===== DATA ENTRIES

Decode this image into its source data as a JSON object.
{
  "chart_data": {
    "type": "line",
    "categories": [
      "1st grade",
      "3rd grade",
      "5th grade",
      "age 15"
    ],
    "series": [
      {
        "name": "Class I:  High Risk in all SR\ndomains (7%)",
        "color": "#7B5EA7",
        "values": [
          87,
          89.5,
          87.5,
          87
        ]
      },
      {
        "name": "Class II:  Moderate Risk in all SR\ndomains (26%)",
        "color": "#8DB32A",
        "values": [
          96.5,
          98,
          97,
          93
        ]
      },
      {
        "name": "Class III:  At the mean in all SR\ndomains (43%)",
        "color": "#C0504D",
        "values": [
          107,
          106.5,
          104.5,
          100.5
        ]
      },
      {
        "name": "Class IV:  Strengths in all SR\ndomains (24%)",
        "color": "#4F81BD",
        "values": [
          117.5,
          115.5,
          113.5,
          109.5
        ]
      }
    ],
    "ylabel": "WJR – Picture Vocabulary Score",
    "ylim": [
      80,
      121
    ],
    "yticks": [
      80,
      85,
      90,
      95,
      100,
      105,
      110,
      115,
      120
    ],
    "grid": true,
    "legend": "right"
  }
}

==========

- EXERCISE BRIEF -
Only lines holding the string "color" are wanted; gather each one from the entries above.

- RESPONSE -
        "color": "#7B5EA7",
        "color": "#8DB32A",
        "color": "#C0504D",
        "color": "#4F81BD",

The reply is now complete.